(Excerpt from a dataset)
------------------------
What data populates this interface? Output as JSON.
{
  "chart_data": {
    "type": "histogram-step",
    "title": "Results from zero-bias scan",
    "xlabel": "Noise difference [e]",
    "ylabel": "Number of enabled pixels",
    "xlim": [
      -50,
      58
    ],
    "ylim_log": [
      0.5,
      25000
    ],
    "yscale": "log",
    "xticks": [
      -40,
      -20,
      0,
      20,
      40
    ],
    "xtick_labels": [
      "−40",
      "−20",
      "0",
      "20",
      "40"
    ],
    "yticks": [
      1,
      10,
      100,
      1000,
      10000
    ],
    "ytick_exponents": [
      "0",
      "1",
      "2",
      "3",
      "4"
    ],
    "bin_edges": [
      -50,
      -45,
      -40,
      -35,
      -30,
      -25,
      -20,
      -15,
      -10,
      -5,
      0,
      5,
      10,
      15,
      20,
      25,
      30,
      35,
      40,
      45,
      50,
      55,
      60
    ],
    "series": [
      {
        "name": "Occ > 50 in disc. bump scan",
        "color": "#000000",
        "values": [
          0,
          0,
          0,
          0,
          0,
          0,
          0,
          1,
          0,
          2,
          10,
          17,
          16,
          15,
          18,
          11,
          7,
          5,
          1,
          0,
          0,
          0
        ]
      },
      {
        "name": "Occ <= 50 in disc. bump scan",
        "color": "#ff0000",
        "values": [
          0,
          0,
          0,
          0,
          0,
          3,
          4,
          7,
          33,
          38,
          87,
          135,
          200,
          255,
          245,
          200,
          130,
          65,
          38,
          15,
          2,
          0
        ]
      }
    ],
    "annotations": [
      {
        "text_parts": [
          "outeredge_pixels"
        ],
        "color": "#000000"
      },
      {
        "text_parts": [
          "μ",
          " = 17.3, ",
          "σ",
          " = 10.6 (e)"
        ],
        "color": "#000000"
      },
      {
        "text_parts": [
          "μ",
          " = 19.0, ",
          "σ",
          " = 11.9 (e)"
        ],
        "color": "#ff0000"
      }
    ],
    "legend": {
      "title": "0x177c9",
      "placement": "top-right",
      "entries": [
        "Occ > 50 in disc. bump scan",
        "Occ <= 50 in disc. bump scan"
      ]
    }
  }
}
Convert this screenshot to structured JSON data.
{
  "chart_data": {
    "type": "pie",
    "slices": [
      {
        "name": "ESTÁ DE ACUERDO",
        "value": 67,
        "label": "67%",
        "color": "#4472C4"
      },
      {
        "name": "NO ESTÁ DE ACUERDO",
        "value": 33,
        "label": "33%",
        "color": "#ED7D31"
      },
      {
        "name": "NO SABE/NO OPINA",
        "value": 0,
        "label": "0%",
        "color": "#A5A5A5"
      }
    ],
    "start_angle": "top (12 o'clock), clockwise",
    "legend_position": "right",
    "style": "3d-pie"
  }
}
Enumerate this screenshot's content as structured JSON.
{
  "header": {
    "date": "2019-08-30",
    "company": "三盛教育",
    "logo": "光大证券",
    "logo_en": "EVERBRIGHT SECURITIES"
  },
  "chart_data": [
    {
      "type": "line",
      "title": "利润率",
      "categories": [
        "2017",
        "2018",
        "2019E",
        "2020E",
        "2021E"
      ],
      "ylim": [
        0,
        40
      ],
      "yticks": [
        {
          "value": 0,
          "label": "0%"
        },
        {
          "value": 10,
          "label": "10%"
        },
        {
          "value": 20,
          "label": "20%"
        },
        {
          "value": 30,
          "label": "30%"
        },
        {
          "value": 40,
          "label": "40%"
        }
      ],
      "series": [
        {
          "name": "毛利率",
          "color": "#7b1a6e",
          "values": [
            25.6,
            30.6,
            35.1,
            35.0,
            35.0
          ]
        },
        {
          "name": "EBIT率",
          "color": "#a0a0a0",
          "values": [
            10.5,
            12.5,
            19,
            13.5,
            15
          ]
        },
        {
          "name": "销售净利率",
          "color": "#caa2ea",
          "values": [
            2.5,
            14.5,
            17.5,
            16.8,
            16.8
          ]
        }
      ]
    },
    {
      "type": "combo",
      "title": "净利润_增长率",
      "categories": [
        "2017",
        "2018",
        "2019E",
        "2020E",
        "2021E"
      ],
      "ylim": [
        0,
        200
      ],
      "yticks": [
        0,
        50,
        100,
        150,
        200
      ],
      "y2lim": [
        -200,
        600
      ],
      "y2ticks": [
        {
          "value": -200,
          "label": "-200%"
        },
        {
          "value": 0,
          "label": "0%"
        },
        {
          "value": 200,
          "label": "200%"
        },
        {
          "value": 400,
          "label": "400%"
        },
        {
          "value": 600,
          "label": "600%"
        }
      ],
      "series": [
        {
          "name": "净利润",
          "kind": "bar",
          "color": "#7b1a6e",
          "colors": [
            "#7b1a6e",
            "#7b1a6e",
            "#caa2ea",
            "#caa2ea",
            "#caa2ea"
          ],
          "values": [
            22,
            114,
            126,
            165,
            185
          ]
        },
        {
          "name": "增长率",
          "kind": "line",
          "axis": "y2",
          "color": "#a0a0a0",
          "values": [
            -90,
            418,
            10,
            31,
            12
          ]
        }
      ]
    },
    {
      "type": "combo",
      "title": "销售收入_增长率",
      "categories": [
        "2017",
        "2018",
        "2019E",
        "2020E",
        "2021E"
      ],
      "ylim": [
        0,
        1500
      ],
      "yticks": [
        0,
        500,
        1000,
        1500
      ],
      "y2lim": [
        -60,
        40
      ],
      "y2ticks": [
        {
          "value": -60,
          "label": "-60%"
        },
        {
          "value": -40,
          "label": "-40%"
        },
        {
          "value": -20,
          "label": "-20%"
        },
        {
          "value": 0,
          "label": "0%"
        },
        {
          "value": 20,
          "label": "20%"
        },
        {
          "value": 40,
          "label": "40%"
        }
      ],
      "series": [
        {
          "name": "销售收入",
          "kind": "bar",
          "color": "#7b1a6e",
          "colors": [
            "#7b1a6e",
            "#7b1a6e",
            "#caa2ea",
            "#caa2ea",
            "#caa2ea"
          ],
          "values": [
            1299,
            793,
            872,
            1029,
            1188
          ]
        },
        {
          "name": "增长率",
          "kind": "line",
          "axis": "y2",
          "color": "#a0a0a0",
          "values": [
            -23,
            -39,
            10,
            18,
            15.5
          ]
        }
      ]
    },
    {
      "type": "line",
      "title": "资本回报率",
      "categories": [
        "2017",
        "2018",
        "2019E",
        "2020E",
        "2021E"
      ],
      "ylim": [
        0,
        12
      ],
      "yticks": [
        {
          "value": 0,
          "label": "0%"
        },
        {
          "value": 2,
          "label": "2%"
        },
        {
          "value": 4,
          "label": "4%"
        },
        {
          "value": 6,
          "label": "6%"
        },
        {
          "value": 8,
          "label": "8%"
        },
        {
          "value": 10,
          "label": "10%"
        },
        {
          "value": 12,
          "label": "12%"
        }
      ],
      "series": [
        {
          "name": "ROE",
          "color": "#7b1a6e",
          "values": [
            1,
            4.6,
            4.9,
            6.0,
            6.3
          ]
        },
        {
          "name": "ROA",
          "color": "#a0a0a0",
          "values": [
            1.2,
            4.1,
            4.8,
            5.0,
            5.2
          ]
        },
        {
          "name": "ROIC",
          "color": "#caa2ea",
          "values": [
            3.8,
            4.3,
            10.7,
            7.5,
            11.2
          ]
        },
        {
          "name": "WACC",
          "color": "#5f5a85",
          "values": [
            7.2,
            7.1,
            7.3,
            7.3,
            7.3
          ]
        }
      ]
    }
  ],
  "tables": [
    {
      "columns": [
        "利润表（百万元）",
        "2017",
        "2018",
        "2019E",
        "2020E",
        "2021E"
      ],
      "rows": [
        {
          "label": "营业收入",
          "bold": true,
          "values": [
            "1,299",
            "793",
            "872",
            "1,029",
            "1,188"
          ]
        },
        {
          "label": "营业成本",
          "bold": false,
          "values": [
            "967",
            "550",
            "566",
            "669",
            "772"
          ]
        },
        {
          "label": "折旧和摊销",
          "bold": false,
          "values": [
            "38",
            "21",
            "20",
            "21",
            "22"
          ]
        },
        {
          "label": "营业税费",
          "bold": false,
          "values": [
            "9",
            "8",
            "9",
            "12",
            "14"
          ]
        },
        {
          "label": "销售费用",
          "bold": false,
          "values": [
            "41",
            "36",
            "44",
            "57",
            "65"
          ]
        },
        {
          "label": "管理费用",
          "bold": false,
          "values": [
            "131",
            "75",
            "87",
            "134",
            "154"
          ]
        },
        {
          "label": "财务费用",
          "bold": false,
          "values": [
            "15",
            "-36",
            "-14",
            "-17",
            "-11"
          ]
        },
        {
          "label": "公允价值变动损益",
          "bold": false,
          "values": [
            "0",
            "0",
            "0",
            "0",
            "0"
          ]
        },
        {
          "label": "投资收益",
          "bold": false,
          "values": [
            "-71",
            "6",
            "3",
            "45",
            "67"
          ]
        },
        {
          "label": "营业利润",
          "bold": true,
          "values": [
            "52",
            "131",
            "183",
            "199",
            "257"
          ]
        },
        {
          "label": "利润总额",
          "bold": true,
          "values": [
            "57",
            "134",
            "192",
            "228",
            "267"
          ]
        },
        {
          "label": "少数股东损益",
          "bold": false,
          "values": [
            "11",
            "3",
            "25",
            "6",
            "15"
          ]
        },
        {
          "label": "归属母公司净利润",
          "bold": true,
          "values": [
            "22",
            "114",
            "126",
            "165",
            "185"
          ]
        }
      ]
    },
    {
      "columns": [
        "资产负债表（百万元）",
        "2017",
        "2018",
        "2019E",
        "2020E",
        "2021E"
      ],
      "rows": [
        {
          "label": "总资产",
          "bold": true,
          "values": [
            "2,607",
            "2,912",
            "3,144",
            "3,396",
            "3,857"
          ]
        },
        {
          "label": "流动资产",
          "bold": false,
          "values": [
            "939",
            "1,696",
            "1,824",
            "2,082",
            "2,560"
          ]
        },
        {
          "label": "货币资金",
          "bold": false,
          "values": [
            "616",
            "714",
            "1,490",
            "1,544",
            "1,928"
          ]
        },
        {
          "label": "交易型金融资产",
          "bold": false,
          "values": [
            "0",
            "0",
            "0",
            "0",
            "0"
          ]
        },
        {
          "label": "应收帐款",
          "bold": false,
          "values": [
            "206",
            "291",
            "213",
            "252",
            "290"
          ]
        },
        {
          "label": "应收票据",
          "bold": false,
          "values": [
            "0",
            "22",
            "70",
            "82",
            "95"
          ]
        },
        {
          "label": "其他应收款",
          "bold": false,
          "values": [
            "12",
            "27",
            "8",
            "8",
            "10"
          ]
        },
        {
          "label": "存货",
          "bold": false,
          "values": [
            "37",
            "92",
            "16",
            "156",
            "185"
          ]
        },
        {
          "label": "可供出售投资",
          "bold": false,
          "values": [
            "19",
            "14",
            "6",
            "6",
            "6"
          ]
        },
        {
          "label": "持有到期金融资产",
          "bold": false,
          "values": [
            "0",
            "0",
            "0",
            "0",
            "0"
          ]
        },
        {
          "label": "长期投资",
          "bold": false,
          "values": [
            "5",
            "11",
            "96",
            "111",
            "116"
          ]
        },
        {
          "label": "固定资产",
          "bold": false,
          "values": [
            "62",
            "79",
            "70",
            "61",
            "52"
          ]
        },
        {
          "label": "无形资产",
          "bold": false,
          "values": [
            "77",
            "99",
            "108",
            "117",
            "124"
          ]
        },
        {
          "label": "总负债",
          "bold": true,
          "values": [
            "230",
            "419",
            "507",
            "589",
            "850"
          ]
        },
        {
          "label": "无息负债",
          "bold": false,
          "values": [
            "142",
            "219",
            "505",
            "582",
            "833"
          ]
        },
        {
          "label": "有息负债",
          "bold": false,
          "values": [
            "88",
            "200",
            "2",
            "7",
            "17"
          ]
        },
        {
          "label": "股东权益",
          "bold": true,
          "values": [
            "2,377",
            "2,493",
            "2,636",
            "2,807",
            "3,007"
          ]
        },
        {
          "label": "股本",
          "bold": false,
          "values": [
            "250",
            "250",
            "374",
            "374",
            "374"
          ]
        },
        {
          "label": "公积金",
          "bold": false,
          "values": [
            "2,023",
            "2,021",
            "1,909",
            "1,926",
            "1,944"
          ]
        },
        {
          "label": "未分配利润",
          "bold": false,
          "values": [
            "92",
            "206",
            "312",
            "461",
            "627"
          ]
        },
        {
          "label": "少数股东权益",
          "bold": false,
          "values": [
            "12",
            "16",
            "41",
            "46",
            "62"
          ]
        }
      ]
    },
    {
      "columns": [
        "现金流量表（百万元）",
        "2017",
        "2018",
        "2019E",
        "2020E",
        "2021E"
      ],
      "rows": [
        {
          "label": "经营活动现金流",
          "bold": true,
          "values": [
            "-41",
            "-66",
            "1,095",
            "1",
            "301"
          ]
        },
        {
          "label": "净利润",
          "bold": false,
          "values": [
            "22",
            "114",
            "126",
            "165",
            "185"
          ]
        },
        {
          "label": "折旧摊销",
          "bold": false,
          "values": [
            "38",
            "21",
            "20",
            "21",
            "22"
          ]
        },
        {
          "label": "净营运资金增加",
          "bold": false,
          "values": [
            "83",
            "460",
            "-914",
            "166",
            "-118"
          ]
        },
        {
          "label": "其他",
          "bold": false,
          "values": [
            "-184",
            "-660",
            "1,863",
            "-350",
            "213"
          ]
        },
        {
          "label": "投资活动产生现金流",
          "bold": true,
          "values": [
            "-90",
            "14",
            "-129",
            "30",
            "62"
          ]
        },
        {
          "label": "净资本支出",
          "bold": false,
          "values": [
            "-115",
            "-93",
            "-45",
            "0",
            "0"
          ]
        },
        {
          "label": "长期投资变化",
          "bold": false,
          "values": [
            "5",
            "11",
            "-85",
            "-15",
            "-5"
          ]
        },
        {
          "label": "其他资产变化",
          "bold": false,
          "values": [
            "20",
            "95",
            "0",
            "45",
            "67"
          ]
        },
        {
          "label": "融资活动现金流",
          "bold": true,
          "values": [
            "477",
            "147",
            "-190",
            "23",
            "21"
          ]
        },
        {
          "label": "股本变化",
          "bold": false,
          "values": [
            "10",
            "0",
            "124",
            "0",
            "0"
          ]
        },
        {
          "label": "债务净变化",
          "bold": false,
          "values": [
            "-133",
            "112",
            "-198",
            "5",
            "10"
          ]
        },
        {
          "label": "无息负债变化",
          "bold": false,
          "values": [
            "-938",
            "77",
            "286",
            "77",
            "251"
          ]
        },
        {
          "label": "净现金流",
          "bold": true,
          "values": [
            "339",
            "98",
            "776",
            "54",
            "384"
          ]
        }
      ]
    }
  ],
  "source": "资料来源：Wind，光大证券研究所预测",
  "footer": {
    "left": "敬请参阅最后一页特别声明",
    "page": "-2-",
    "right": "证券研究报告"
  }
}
------------------------
Give the number of lines containing the word "title". No other answer is needed.

Exercise result
6